(Extracted data entries)

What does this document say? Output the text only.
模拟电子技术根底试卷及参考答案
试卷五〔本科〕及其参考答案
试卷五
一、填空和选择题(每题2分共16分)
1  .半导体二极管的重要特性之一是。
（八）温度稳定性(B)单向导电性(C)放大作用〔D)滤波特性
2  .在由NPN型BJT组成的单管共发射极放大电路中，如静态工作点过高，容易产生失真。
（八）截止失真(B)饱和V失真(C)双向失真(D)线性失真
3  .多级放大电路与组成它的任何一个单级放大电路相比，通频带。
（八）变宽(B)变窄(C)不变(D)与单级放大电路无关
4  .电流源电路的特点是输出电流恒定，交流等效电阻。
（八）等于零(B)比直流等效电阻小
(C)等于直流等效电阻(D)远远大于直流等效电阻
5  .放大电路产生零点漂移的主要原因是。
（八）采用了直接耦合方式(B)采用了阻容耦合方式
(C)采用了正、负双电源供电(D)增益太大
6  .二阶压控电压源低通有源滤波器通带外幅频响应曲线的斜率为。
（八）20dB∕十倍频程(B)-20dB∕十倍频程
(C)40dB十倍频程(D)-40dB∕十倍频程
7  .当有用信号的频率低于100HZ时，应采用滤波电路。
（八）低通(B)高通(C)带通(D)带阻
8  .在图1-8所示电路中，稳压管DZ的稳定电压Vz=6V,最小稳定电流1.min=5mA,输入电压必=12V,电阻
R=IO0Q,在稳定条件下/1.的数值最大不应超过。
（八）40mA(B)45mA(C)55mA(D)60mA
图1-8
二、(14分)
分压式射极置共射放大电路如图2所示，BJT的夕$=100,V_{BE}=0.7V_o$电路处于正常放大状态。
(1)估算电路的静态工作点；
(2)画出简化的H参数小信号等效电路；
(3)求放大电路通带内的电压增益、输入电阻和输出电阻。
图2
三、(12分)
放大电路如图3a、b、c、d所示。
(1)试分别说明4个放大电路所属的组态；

Instructions to follow:
Reproduce each line of the entries in which the word "十倍频程" is found.

Result:
（八）20dB∕十倍频程(B)-20dB∕十倍频程
(C)40dB十倍频程(D)-40dB∕十倍频程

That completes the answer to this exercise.